Given information ▸
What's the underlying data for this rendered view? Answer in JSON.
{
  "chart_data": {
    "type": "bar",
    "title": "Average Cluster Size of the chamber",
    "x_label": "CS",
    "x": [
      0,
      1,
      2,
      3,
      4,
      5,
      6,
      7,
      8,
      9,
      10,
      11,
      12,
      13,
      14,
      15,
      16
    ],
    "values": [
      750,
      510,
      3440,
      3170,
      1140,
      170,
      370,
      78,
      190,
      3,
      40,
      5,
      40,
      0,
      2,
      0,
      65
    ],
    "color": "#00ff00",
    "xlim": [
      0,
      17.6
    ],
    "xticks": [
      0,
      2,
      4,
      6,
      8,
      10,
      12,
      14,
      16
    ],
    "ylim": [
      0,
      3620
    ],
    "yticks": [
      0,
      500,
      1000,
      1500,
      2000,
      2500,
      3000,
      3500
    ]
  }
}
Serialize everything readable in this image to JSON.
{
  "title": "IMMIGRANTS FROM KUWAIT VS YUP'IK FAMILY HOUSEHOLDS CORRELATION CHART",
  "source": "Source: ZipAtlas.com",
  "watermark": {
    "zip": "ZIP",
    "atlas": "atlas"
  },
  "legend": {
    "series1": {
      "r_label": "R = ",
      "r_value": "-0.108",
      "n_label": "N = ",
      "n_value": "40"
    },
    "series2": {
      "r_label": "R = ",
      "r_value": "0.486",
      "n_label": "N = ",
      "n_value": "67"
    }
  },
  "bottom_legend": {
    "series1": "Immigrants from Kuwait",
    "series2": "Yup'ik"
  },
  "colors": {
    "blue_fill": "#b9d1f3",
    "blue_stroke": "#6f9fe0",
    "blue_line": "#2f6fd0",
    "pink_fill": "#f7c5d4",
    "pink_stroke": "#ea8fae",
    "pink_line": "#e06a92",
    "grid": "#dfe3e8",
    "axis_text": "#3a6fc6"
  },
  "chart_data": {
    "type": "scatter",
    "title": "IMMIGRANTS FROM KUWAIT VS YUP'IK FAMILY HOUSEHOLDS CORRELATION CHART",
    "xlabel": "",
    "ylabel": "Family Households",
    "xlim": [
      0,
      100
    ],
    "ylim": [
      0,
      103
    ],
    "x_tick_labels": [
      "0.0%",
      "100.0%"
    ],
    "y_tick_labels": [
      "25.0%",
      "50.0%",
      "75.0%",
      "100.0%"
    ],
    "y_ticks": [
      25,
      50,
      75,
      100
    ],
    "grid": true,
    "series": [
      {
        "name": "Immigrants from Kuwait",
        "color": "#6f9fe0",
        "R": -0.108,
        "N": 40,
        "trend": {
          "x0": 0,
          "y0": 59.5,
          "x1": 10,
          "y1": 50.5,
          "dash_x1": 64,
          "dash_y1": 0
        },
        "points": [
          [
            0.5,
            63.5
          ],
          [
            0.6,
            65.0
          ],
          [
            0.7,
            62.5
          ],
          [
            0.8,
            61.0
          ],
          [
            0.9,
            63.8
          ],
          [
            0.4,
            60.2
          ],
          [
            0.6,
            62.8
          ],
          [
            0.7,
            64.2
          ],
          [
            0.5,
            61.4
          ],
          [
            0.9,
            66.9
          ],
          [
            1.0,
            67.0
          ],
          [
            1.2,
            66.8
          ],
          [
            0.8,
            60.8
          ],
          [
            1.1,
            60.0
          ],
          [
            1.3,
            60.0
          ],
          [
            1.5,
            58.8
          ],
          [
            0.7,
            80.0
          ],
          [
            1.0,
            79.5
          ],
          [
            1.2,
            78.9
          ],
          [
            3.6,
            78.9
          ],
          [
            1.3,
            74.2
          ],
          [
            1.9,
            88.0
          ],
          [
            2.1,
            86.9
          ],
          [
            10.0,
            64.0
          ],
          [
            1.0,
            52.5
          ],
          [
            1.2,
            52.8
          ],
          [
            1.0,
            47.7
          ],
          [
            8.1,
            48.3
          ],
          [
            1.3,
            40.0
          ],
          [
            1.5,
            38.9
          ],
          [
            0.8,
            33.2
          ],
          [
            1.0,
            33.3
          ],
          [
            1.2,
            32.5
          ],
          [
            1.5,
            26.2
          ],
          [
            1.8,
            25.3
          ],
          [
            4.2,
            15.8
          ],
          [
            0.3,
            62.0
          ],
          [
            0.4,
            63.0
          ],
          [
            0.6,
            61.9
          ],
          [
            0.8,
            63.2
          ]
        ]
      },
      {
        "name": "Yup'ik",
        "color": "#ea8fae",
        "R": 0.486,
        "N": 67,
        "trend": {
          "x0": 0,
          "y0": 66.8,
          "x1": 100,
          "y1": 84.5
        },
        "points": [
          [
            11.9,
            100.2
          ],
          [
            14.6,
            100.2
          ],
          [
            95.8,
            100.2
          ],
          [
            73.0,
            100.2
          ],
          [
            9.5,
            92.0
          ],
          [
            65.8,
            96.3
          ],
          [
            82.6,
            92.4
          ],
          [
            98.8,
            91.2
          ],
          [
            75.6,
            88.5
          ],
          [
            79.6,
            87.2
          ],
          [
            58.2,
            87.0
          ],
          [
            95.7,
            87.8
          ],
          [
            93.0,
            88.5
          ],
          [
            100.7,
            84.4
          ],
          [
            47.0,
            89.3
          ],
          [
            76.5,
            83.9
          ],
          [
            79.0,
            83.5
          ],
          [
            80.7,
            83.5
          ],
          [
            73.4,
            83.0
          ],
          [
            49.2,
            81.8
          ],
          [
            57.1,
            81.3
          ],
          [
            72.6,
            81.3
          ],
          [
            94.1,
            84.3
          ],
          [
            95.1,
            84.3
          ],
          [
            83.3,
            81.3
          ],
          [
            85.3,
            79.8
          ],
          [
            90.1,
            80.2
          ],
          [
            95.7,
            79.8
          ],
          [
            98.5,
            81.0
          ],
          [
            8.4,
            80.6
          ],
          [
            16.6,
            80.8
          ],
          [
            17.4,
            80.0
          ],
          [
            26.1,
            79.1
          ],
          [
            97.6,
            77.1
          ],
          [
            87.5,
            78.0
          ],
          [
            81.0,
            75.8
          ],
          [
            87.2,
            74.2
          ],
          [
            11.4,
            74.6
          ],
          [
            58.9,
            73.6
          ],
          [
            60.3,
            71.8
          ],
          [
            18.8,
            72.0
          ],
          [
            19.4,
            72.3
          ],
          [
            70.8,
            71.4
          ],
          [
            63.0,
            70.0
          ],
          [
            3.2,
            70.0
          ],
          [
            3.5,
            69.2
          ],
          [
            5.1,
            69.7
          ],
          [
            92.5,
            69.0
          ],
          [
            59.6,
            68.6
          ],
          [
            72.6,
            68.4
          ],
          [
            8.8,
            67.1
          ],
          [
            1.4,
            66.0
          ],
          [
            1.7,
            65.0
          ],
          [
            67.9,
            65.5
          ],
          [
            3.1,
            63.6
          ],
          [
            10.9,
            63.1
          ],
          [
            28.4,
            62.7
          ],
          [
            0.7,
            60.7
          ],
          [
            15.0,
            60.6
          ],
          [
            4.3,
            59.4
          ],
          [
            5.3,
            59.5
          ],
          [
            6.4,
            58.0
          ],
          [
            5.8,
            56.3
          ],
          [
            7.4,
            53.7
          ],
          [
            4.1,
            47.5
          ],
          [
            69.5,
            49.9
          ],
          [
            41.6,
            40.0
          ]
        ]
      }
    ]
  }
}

Given exercise ▸
Write out every entry again, keeping each line exactly the same.

Final result ▸
What's the underlying data for this rendered view? Answer in JSON.
{
  "chart_data": {
    "type": "bar",
    "title": "Average Cluster Size of the chamber",
    "x_label": "CS",
    "x": [
      0,
      1,
      2,
      3,
      4,
      5,
      6,
      7,
      8,
      9,
      10,
      11,
      12,
      13,
      14,
      15,
      16
    ],
    "values": [
      750,
      510,
      3440,
      3170,
      1140,
      170,
      370,
      78,
      190,
      3,
      40,
      5,
      40,
      0,
      2,
      0,
      65
    ],
    "color": "#00ff00",
    "xlim": [
      0,
      17.6
    ],
    "xticks": [
      0,
      2,
      4,
      6,
      8,
      10,
      12,
      14,
      16
    ],
    "ylim": [
      0,
      3620
    ],
    "yticks": [
      0,
      500,
      1000,
      1500,
      2000,
      2500,
      3000,
      3500
    ]
  }
}
Serialize everything readable in this image to JSON.
{
  "title": "IMMIGRANTS FROM KUWAIT VS YUP'IK FAMILY HOUSEHOLDS CORRELATION CHART",
  "source": "Source: ZipAtlas.com",
  "watermark": {
    "zip": "ZIP",
    "atlas": "atlas"
  },
  "legend": {
    "series1": {
      "r_label": "R = ",
      "r_value": "-0.108",
      "n_label": "N = ",
      "n_value": "40"
    },
    "series2": {
      "r_label": "R = ",
      "r_value": "0.486",
      "n_label": "N = ",
      "n_value": "67"
    }
  },
  "bottom_legend": {
    "series1": "Immigrants from Kuwait",
    "series2": "Yup'ik"
  },
  "colors": {
    "blue_fill": "#b9d1f3",
    "blue_stroke": "#6f9fe0",
    "blue_line": "#2f6fd0",
    "pink_fill": "#f7c5d4",
    "pink_stroke": "#ea8fae",
    "pink_line": "#e06a92",
    "grid": "#dfe3e8",
    "axis_text": "#3a6fc6"
  },
  "chart_data": {
    "type": "scatter",
    "title": "IMMIGRANTS FROM KUWAIT VS YUP'IK FAMILY HOUSEHOLDS CORRELATION CHART",
    "xlabel": "",
    "ylabel": "Family Households",
    "xlim": [
      0,
      100
    ],
    "ylim": [
      0,
      103
    ],
    "x_tick_labels": [
      "0.0%",
      "100.0%"
    ],
    "y_tick_labels": [
      "25.0%",
      "50.0%",
      "75.0%",
      "100.0%"
    ],
    "y_ticks": [
      25,
      50,
      75,
      100
    ],
    "grid": true,
    "series": [
      {
        "name": "Immigrants from Kuwait",
        "color": "#6f9fe0",
        "R": -0.108,
        "N": 40,
        "trend": {
          "x0": 0,
          "y0": 59.5,
          "x1": 10,
          "y1": 50.5,
          "dash_x1": 64,
          "dash_y1": 0
        },
        "points": [
          [
            0.5,
            63.5
          ],
          [
            0.6,
            65.0
          ],
          [
            0.7,
            62.5
          ],
          [
            0.8,
            61.0
          ],
          [
            0.9,
            63.8
          ],
          [
            0.4,
            60.2
          ],
          [
            0.6,
            62.8
          ],
          [
            0.7,
            64.2
          ],
          [
            0.5,
            61.4
          ],
          [
            0.9,
            66.9
          ],
          [
            1.0,
            67.0
          ],
          [
            1.2,
            66.8
          ],
          [
            0.8,
            60.8
          ],
          [
            1.1,
            60.0
          ],
          [
            1.3,
            60.0
          ],
          [
            1.5,
            58.8
          ],
          [
            0.7,
            80.0
          ],
          [
            1.0,
            79.5
          ],
          [
            1.2,
            78.9
          ],
          [
            3.6,
            78.9
          ],
          [
            1.3,
            74.2
          ],
          [
            1.9,
            88.0
          ],
          [
            2.1,
            86.9
          ],
          [
            10.0,
            64.0
          ],
          [
            1.0,
            52.5
          ],
          [
            1.2,
            52.8
          ],
          [
            1.0,
            47.7
          ],
          [
            8.1,
            48.3
          ],
          [
            1.3,
            40.0
          ],
          [
            1.5,
            38.9
          ],
          [
            0.8,
            33.2
          ],
          [
            1.0,
            33.3
          ],
          [
            1.2,
            32.5
          ],
          [
            1.5,
            26.2
          ],
          [
            1.8,
            25.3
          ],
          [
            4.2,
            15.8
          ],
          [
            0.3,
            62.0
          ],
          [
            0.4,
            63.0
          ],
          [
            0.6,
            61.9
          ],
          [
            0.8,
            63.2
          ]
        ]
      },
      {
        "name": "Yup'ik",
        "color": "#ea8fae",
        "R": 0.486,
        "N": 67,
        "trend": {
          "x0": 0,
          "y0": 66.8,
          "x1": 100,
          "y1": 84.5
        },
        "points": [
          [
            11.9,
            100.2
          ],
          [
            14.6,
            100.2
          ],
          [
            95.8,
            100.2
          ],
          [
            73.0,
            100.2
          ],
          [
            9.5,
            92.0
          ],
          [
            65.8,
            96.3
          ],
          [
            82.6,
            92.4
          ],
          [
            98.8,
            91.2
          ],
          [
            75.6,
            88.5
          ],
          [
            79.6,
            87.2
          ],
          [
            58.2,
            87.0
          ],
          [
            95.7,
            87.8
          ],
          [
            93.0,
            88.5
          ],
          [
            100.7,
            84.4
          ],
          [
            47.0,
            89.3
          ],
          [
            76.5,
            83.9
          ],
          [
            79.0,
            83.5
          ],
          [
            80.7,
            83.5
          ],
          [
            73.4,
            83.0
          ],
          [
            49.2,
            81.8
          ],
          [
            57.1,
            81.3
          ],
          [
            72.6,
            81.3
          ],
          [
            94.1,
            84.3
          ],
          [
            95.1,
            84.3
          ],
          [
            83.3,
            81.3
          ],
          [
            85.3,
            79.8
          ],
          [
            90.1,
            80.2
          ],
          [
            95.7,
            79.8
          ],
          [
            98.5,
            81.0
          ],
          [
            8.4,
            80.6
          ],
          [
            16.6,
            80.8
          ],
          [
            17.4,
            80.0
          ],
          [
            26.1,
            79.1
          ],
          [
            97.6,
            77.1
          ],
          [
            87.5,
            78.0
          ],
          [
            81.0,
            75.8
          ],
          [
            87.2,
            74.2
          ],
          [
            11.4,
            74.6
          ],
          [
            58.9,
            73.6
          ],
          [
            60.3,
            71.8
          ],
          [
            18.8,
            72.0
          ],
          [
            19.4,
            72.3
          ],
          [
            70.8,
            71.4
          ],
          [
            63.0,
            70.0
          ],
          [
            3.2,
            70.0
          ],
          [
            3.5,
            69.2
          ],
          [
            5.1,
            69.7
          ],
          [
            92.5,
            69.0
          ],
          [
            59.6,
            68.6
          ],
          [
            72.6,
            68.4
          ],
          [
            8.8,
            67.1
          ],
          [
            1.4,
            66.0
          ],
          [
            1.7,
            65.0
          ],
          [
            67.9,
            65.5
          ],
          [
            3.1,
            63.6
          ],
          [
            10.9,
            63.1
          ],
          [
            28.4,
            62.7
          ],
          [
            0.7,
            60.7
          ],
          [
            15.0,
            60.6
          ],
          [
            4.3,
            59.4
          ],
          [
            5.3,
            59.5
          ],
          [
            6.4,
            58.0
          ],
          [
            5.8,
            56.3
          ],
          [
            7.4,
            53.7
          ],
          [
            4.1,
            47.5
          ],
          [
            69.5,
            49.9
          ],
          [
            41.6,
            40.0
          ]
        ]
      }
    ]
  }
}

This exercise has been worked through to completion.